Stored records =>
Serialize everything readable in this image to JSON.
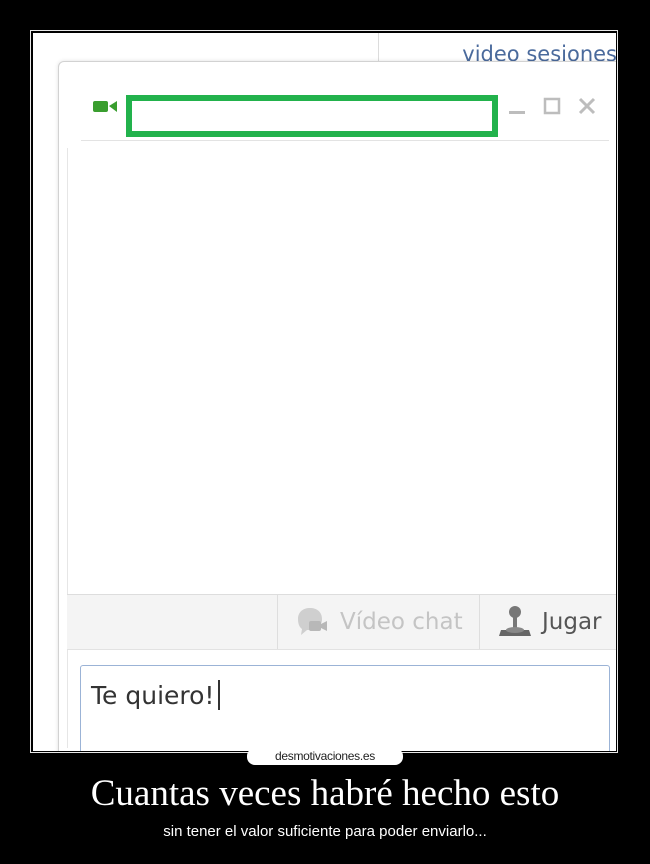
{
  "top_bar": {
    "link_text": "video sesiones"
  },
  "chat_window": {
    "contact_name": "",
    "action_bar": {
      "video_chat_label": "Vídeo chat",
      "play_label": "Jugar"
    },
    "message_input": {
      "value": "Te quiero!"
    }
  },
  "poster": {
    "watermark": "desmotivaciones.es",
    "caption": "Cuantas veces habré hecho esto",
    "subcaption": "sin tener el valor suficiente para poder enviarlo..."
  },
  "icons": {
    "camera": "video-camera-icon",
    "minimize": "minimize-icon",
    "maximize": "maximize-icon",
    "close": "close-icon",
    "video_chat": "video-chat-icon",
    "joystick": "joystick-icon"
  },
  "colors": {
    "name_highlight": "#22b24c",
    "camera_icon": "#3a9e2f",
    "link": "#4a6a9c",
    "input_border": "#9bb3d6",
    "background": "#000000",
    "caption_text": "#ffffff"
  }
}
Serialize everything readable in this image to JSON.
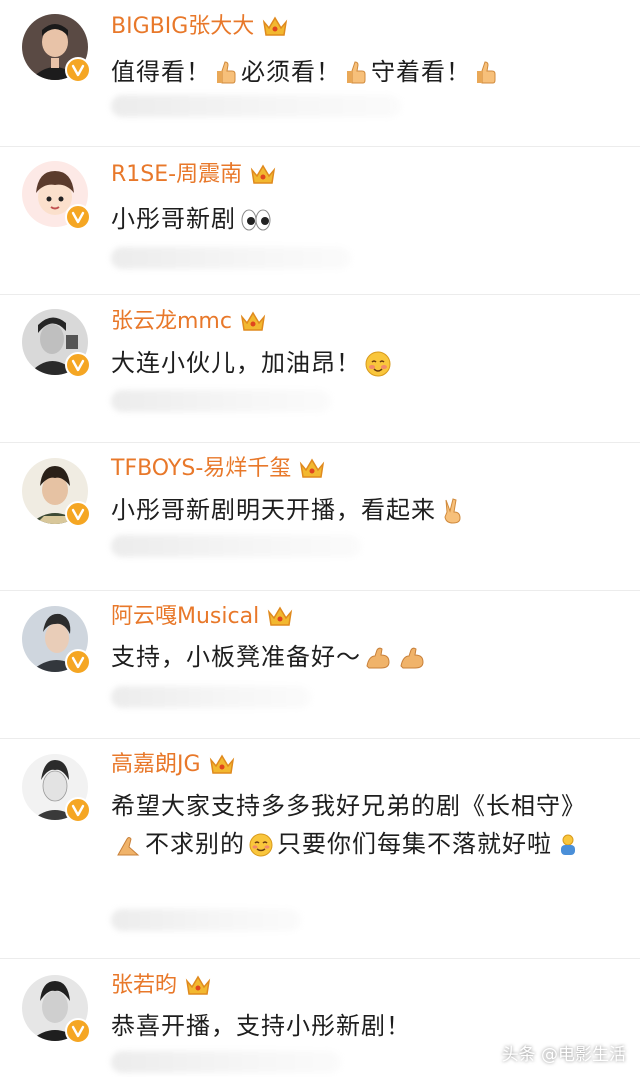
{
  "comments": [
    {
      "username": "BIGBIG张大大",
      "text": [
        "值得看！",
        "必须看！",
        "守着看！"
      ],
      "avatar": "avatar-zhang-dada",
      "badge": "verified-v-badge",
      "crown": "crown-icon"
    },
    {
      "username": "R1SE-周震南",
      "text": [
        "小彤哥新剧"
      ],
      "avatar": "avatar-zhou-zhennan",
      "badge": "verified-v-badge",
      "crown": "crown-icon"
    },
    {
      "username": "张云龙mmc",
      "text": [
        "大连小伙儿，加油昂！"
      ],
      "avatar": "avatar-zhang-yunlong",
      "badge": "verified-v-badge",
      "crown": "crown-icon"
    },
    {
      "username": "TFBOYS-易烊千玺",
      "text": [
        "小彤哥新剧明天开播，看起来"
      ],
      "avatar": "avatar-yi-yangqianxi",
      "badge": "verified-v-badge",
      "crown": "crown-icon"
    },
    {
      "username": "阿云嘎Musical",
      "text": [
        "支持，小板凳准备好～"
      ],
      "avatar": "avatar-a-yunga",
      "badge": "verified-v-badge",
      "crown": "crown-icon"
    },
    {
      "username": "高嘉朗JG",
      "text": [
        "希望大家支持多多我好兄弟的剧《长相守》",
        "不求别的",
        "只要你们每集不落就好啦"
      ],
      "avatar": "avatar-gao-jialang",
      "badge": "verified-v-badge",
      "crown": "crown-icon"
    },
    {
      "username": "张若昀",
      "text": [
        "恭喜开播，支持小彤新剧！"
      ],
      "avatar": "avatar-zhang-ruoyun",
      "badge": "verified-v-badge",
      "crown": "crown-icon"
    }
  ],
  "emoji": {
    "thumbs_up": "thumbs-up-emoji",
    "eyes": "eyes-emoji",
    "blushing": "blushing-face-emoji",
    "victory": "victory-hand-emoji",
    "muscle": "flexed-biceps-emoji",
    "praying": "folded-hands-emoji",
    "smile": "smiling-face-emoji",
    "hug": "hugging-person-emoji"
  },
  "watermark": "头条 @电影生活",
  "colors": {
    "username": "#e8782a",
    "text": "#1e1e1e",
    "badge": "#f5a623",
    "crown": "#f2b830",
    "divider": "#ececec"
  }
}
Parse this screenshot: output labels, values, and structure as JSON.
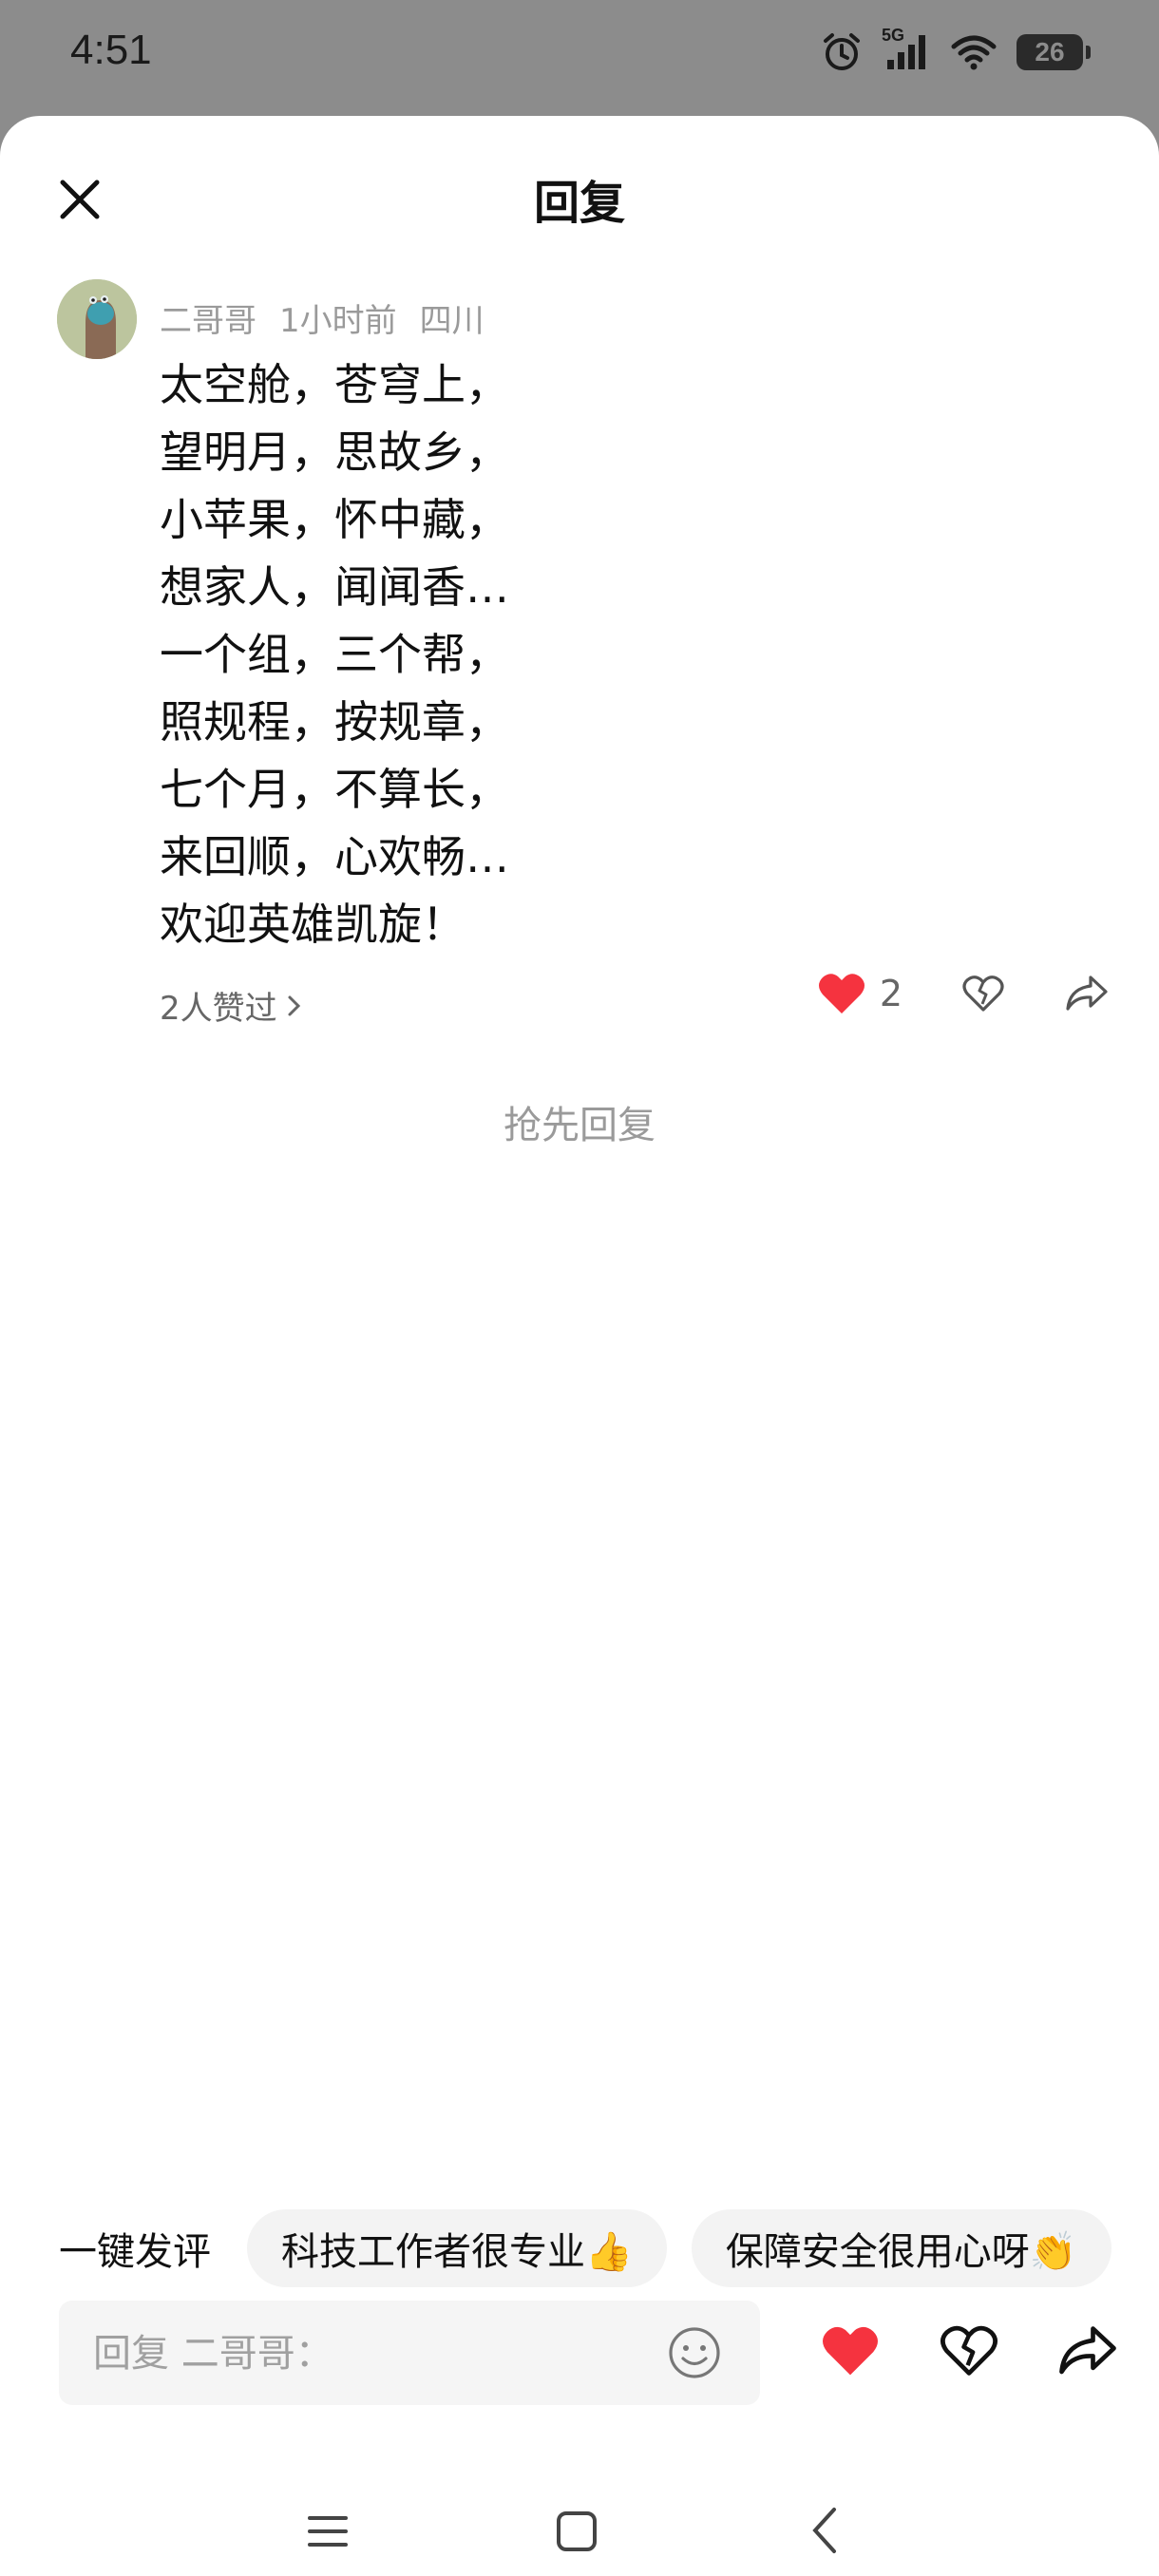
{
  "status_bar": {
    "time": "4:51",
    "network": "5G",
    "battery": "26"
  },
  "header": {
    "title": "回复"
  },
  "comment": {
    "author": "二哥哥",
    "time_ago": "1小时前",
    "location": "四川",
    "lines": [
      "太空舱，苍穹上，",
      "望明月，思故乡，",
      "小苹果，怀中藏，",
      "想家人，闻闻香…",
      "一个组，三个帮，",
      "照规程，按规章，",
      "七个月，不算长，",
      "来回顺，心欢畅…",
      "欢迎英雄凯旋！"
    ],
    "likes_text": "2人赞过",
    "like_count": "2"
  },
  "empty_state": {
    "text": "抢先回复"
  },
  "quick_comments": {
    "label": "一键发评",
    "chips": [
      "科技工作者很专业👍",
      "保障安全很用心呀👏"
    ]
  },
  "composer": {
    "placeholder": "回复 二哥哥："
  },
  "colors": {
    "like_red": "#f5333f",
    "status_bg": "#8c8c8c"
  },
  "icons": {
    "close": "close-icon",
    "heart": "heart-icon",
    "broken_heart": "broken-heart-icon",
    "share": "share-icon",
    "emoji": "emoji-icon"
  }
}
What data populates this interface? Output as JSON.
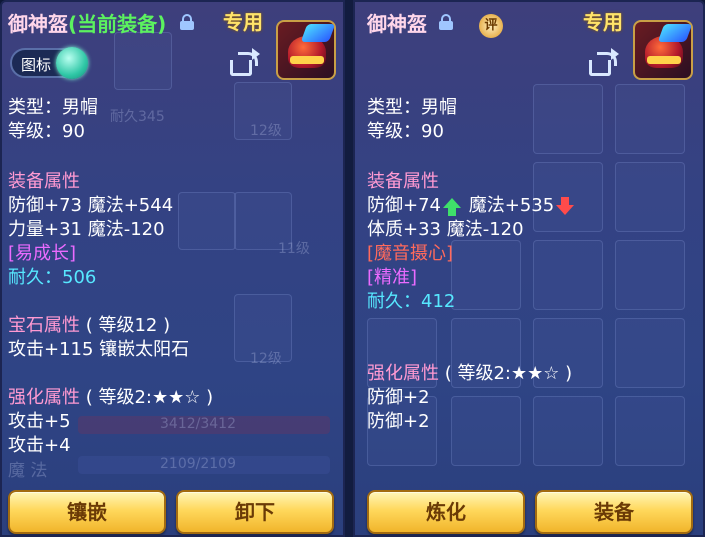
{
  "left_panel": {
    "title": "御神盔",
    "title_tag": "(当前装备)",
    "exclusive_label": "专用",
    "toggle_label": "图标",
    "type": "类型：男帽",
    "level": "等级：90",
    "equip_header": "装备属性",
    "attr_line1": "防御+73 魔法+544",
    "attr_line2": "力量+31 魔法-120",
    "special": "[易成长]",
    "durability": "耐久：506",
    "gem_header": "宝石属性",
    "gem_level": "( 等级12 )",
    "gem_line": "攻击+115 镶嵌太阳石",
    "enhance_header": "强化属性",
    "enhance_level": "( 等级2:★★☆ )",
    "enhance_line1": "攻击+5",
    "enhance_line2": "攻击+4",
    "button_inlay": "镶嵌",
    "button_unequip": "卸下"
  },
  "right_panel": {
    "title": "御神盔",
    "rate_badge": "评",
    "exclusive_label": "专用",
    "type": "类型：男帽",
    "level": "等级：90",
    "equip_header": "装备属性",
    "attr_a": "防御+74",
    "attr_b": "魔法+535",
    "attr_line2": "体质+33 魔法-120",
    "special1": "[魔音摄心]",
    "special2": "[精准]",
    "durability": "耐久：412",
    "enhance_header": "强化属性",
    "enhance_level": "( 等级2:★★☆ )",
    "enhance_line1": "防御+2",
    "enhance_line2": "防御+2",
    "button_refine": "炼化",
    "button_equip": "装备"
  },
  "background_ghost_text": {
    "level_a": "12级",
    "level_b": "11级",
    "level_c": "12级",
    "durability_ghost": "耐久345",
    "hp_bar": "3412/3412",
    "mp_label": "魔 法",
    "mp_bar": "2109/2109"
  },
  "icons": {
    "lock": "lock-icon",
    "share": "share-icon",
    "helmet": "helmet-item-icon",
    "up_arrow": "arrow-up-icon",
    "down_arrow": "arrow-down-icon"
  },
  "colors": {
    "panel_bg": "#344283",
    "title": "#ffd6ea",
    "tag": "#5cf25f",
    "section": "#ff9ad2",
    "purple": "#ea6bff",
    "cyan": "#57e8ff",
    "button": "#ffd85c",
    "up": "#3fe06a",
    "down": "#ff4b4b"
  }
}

Set exercise => Using the material above, gather every line that includes "username".

Written response =>
      "username": "BIGBIG张大大",
      "username": "R1SE-周震南",
      "username": "张云龙mmc",
      "username": "TFBOYS-易烊千玺",
      "username": "阿云嘎Musical",
      "username": "高嘉朗JG",
      "username": "张若昀",
    "username": "#e8782a",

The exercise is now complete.